◆ **GIVEN EXERCISE**
Copy each line below without leaving any out.

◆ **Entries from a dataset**

>> Start

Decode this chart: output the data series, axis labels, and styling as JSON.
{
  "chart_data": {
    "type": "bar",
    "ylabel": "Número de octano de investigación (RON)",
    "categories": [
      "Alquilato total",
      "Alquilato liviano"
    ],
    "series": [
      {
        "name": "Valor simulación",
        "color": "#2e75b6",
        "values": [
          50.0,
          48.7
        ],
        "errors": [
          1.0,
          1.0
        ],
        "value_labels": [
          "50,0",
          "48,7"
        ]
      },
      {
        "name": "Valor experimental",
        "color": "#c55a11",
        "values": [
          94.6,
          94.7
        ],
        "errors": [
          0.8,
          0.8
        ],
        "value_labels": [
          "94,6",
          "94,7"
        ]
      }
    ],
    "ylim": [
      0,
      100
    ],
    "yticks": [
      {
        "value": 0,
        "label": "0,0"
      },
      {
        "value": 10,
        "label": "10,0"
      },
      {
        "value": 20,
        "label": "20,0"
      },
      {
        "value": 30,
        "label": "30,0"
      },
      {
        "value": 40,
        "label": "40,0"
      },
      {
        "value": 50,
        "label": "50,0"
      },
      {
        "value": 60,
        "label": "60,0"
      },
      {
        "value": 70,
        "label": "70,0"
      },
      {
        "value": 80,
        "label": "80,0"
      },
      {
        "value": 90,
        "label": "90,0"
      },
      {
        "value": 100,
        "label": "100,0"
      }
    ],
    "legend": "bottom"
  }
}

>> End

◆ **SOLUTION TO THIS EXERCISE**
Decode this chart: output the data series, axis labels, and styling as JSON.
{
  "chart_data": {
    "type": "bar",
    "ylabel": "Número de octano de investigación (RON)",
    "categories": [
      "Alquilato total",
      "Alquilato liviano"
    ],
    "series": [
      {
        "name": "Valor simulación",
        "color": "#2e75b6",
        "values": [
          50.0,
          48.7
        ],
        "errors": [
          1.0,
          1.0
        ],
        "value_labels": [
          "50,0",
          "48,7"
        ]
      },
      {
        "name": "Valor experimental",
        "color": "#c55a11",
        "values": [
          94.6,
          94.7
        ],
        "errors": [
          0.8,
          0.8
        ],
        "value_labels": [
          "94,6",
          "94,7"
        ]
      }
    ],
    "ylim": [
      0,
      100
    ],
    "yticks": [
      {
        "value": 0,
        "label": "0,0"
      },
      {
        "value": 10,
        "label": "10,0"
      },
      {
        "value": 20,
        "label": "20,0"
      },
      {
        "value": 30,
        "label": "30,0"
      },
      {
        "value": 40,
        "label": "40,0"
      },
      {
        "value": 50,
        "label": "50,0"
      },
      {
        "value": 60,
        "label": "60,0"
      },
      {
        "value": 70,
        "label": "70,0"
      },
      {
        "value": 80,
        "label": "80,0"
      },
      {
        "value": 90,
        "label": "90,0"
      },
      {
        "value": 100,
        "label": "100,0"
      }
    ],
    "legend": "bottom"
  }
}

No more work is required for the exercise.